● OBJECTIVE
Using the listing below, select the lines with the word "screenshot" and copy them.

● DATA PROVIDED
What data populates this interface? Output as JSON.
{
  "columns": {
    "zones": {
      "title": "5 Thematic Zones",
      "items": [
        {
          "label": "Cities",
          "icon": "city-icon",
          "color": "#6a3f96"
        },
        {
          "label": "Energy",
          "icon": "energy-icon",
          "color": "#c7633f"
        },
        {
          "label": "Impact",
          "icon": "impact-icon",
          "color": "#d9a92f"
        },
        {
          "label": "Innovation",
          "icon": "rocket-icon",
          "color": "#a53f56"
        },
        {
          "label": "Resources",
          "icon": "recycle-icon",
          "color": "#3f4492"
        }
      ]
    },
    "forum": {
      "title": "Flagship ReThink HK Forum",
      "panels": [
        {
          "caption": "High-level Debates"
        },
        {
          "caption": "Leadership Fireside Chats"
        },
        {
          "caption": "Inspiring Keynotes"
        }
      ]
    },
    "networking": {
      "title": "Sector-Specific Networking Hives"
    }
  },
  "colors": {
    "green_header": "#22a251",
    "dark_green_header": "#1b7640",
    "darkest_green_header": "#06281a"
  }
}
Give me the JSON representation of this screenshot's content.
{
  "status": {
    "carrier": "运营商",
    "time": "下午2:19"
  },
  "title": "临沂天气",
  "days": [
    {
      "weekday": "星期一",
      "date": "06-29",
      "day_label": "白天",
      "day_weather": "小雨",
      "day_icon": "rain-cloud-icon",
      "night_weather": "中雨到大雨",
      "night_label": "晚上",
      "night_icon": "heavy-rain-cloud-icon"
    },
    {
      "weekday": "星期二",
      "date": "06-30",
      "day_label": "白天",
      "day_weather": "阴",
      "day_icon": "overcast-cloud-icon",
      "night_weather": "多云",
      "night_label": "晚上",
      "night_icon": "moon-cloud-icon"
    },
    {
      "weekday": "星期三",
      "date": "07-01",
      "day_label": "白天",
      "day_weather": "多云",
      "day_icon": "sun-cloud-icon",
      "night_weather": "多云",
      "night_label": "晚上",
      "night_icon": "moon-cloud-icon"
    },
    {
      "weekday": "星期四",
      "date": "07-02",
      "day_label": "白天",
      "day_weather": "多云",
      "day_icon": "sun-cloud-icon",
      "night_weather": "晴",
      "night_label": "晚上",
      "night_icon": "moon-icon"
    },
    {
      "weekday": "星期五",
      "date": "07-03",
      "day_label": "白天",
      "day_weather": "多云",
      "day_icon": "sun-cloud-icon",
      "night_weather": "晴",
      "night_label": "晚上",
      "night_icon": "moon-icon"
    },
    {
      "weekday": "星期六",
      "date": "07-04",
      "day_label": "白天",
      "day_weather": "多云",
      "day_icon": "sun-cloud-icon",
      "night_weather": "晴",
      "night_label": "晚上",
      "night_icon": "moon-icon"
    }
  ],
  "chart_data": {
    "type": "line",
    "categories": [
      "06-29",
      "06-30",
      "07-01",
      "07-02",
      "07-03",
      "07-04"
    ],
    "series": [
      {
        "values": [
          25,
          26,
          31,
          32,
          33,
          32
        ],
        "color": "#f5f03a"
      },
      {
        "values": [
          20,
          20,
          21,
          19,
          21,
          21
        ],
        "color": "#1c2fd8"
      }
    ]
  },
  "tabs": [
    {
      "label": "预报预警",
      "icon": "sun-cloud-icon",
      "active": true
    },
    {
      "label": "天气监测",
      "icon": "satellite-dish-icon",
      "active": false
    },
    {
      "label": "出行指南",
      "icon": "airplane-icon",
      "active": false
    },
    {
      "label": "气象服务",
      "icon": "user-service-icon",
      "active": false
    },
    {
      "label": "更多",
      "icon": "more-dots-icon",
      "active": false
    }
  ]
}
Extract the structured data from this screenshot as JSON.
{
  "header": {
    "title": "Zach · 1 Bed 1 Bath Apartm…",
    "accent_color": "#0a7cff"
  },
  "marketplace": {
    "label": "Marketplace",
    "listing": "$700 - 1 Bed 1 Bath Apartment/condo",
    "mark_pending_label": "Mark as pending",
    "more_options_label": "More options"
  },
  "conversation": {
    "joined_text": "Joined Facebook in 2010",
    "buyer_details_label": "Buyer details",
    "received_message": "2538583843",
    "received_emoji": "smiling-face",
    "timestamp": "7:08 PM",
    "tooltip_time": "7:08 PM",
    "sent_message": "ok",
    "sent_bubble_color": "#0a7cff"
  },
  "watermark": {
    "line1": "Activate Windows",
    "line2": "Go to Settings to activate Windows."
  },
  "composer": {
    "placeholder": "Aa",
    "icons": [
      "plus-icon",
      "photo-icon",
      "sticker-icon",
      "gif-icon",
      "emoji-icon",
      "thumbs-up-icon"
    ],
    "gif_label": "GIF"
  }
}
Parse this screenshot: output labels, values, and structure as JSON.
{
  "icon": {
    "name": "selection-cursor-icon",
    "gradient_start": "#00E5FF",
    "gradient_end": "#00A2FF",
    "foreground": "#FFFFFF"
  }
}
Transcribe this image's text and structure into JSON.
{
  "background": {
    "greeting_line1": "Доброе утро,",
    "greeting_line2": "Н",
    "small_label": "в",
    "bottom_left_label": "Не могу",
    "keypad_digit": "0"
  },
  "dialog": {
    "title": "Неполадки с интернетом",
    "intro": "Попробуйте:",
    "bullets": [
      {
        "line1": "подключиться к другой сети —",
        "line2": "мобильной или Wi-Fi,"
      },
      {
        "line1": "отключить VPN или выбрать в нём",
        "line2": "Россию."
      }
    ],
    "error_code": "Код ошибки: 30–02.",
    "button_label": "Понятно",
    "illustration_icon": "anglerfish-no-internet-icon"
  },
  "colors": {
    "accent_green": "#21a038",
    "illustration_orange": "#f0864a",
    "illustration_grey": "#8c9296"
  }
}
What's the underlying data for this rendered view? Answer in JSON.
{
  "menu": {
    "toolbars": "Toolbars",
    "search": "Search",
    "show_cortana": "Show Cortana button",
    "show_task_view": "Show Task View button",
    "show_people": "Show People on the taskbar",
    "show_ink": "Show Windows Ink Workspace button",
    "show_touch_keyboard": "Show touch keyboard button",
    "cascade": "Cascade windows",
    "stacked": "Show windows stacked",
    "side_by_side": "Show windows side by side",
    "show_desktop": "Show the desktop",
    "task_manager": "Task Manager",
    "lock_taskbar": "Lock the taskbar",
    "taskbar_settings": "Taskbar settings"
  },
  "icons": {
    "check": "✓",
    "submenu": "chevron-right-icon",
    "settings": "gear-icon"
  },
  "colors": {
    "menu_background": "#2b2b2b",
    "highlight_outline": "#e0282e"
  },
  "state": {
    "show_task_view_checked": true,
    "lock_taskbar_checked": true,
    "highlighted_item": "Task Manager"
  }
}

● FINAL RESULT
Give me the JSON representation of this screenshot's content.
Extract the structured data from this screenshot as JSON.
Parse this screenshot: output labels, values, and structure as JSON.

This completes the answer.